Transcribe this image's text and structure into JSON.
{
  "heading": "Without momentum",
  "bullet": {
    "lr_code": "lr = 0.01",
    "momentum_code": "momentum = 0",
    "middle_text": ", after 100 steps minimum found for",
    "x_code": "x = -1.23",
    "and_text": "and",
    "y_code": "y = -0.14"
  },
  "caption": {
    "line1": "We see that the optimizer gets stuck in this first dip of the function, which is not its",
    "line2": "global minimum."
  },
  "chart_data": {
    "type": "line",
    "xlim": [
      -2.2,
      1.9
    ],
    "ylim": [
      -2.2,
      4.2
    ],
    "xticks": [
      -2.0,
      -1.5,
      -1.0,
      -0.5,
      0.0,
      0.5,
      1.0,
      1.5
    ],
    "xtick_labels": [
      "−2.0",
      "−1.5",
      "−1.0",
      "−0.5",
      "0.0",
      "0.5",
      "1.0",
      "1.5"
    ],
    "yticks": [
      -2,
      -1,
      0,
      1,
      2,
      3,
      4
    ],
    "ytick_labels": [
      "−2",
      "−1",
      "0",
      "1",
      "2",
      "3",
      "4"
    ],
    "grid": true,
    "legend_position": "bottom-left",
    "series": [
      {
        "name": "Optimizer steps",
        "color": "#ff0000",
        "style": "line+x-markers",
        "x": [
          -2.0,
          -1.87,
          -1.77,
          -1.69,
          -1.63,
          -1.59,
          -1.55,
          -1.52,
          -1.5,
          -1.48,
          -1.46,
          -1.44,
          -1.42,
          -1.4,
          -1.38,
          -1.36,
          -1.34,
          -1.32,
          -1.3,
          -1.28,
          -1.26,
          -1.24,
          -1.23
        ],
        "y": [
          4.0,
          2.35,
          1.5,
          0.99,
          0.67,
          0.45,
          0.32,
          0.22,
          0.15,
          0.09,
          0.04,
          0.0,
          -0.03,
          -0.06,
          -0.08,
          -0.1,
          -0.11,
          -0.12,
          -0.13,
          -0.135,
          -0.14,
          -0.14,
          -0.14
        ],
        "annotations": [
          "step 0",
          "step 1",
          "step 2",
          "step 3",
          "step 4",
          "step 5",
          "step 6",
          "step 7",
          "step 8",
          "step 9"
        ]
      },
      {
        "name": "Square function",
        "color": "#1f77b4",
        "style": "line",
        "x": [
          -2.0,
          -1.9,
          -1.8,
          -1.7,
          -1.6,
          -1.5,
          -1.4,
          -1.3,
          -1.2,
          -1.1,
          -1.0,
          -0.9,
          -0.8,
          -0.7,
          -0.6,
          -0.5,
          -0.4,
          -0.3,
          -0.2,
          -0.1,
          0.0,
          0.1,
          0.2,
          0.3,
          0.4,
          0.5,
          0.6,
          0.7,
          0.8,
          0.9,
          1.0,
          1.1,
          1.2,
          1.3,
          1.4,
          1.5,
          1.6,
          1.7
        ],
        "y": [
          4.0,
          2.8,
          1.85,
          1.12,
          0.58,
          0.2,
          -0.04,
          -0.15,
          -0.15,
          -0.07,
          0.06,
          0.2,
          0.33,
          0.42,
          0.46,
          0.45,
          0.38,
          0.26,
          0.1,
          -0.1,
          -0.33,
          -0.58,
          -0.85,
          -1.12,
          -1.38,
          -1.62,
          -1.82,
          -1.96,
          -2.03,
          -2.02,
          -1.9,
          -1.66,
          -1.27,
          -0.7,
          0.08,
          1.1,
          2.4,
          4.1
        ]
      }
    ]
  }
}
* * * * *
Exercise prompt
Print again each line of the listing above, exactly as it appears.

Task solution
Transcribe this image's text and structure into JSON.
{
  "heading": "Without momentum",
  "bullet": {
    "lr_code": "lr = 0.01",
    "momentum_code": "momentum = 0",
    "middle_text": ", after 100 steps minimum found for",
    "x_code": "x = -1.23",
    "and_text": "and",
    "y_code": "y = -0.14"
  },
  "caption": {
    "line1": "We see that the optimizer gets stuck in this first dip of the function, which is not its",
    "line2": "global minimum."
  },
  "chart_data": {
    "type": "line",
    "xlim": [
      -2.2,
      1.9
    ],
    "ylim": [
      -2.2,
      4.2
    ],
    "xticks": [
      -2.0,
      -1.5,
      -1.0,
      -0.5,
      0.0,
      0.5,
      1.0,
      1.5
    ],
    "xtick_labels": [
      "−2.0",
      "−1.5",
      "−1.0",
      "−0.5",
      "0.0",
      "0.5",
      "1.0",
      "1.5"
    ],
    "yticks": [
      -2,
      -1,
      0,
      1,
      2,
      3,
      4
    ],
    "ytick_labels": [
      "−2",
      "−1",
      "0",
      "1",
      "2",
      "3",
      "4"
    ],
    "grid": true,
    "legend_position": "bottom-left",
    "series": [
      {
        "name": "Optimizer steps",
        "color": "#ff0000",
        "style": "line+x-markers",
        "x": [
          -2.0,
          -1.87,
          -1.77,
          -1.69,
          -1.63,
          -1.59,
          -1.55,
          -1.52,
          -1.5,
          -1.48,
          -1.46,
          -1.44,
          -1.42,
          -1.4,
          -1.38,
          -1.36,
          -1.34,
          -1.32,
          -1.3,
          -1.28,
          -1.26,
          -1.24,
          -1.23
        ],
        "y": [
          4.0,
          2.35,
          1.5,
          0.99,
          0.67,
          0.45,
          0.32,
          0.22,
          0.15,
          0.09,
          0.04,
          0.0,
          -0.03,
          -0.06,
          -0.08,
          -0.1,
          -0.11,
          -0.12,
          -0.13,
          -0.135,
          -0.14,
          -0.14,
          -0.14
        ],
        "annotations": [
          "step 0",
          "step 1",
          "step 2",
          "step 3",
          "step 4",
          "step 5",
          "step 6",
          "step 7",
          "step 8",
          "step 9"
        ]
      },
      {
        "name": "Square function",
        "color": "#1f77b4",
        "style": "line",
        "x": [
          -2.0,
          -1.9,
          -1.8,
          -1.7,
          -1.6,
          -1.5,
          -1.4,
          -1.3,
          -1.2,
          -1.1,
          -1.0,
          -0.9,
          -0.8,
          -0.7,
          -0.6,
          -0.5,
          -0.4,
          -0.3,
          -0.2,
          -0.1,
          0.0,
          0.1,
          0.2,
          0.3,
          0.4,
          0.5,
          0.6,
          0.7,
          0.8,
          0.9,
          1.0,
          1.1,
          1.2,
          1.3,
          1.4,
          1.5,
          1.6,
          1.7
        ],
        "y": [
          4.0,
          2.8,
          1.85,
          1.12,
          0.58,
          0.2,
          -0.04,
          -0.15,
          -0.15,
          -0.07,
          0.06,
          0.2,
          0.33,
          0.42,
          0.46,
          0.45,
          0.38,
          0.26,
          0.1,
          -0.1,
          -0.33,
          -0.58,
          -0.85,
          -1.12,
          -1.38,
          -1.62,
          -1.82,
          -1.96,
          -2.03,
          -2.02,
          -1.9,
          -1.66,
          -1.27,
          -0.7,
          0.08,
          1.1,
          2.4,
          4.1
        ]
      }
    ]
  }
}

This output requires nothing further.